Challenge: Extract all of the data and reproduce it precisely.

** Start of Stored records **

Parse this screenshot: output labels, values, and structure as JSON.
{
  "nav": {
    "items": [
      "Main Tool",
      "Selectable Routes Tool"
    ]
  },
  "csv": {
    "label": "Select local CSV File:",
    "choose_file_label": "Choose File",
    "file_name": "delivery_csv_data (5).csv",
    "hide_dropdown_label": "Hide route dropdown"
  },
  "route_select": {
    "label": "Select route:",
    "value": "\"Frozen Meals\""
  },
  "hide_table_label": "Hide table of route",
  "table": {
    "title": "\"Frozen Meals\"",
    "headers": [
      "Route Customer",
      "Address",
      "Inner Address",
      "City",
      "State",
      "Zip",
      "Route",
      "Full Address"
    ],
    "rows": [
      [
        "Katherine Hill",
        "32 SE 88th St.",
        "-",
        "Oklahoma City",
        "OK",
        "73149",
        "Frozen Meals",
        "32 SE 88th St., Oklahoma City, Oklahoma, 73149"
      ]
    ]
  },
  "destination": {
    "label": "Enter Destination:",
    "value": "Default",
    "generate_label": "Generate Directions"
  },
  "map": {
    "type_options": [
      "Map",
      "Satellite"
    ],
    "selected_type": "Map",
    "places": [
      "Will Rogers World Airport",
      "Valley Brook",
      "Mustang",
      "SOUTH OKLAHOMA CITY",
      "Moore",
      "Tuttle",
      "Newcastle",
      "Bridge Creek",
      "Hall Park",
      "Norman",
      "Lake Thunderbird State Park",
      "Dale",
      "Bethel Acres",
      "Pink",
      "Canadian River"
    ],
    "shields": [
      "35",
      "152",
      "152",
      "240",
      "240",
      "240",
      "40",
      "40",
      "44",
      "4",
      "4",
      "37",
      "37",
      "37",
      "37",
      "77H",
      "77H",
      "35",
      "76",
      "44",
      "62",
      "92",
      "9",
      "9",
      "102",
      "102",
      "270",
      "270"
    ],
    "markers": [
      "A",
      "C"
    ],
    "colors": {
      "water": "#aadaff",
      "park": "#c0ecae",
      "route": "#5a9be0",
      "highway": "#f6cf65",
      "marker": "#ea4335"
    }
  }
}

** End of Stored records **

Task solution:
Parse this screenshot: output labels, values, and structure as JSON.
{
  "nav": {
    "items": [
      "Main Tool",
      "Selectable Routes Tool"
    ]
  },
  "csv": {
    "label": "Select local CSV File:",
    "choose_file_label": "Choose File",
    "file_name": "delivery_csv_data (5).csv",
    "hide_dropdown_label": "Hide route dropdown"
  },
  "route_select": {
    "label": "Select route:",
    "value": "\"Frozen Meals\""
  },
  "hide_table_label": "Hide table of route",
  "table": {
    "title": "\"Frozen Meals\"",
    "headers": [
      "Route Customer",
      "Address",
      "Inner Address",
      "City",
      "State",
      "Zip",
      "Route",
      "Full Address"
    ],
    "rows": [
      [
        "Katherine Hill",
        "32 SE 88th St.",
        "-",
        "Oklahoma City",
        "OK",
        "73149",
        "Frozen Meals",
        "32 SE 88th St., Oklahoma City, Oklahoma, 73149"
      ]
    ]
  },
  "destination": {
    "label": "Enter Destination:",
    "value": "Default",
    "generate_label": "Generate Directions"
  },
  "map": {
    "type_options": [
      "Map",
      "Satellite"
    ],
    "selected_type": "Map",
    "places": [
      "Will Rogers World Airport",
      "Valley Brook",
      "Mustang",
      "SOUTH OKLAHOMA CITY",
      "Moore",
      "Tuttle",
      "Newcastle",
      "Bridge Creek",
      "Hall Park",
      "Norman",
      "Lake Thunderbird State Park",
      "Dale",
      "Bethel Acres",
      "Pink",
      "Canadian River"
    ],
    "shields": [
      "35",
      "152",
      "152",
      "240",
      "240",
      "240",
      "40",
      "40",
      "44",
      "4",
      "4",
      "37",
      "37",
      "37",
      "37",
      "77H",
      "77H",
      "35",
      "76",
      "44",
      "62",
      "92",
      "9",
      "9",
      "102",
      "102",
      "270",
      "270"
    ],
    "markers": [
      "A",
      "C"
    ],
    "colors": {
      "water": "#aadaff",
      "park": "#c0ecae",
      "route": "#5a9be0",
      "highway": "#f6cf65",
      "marker": "#ea4335"
    }
  }
}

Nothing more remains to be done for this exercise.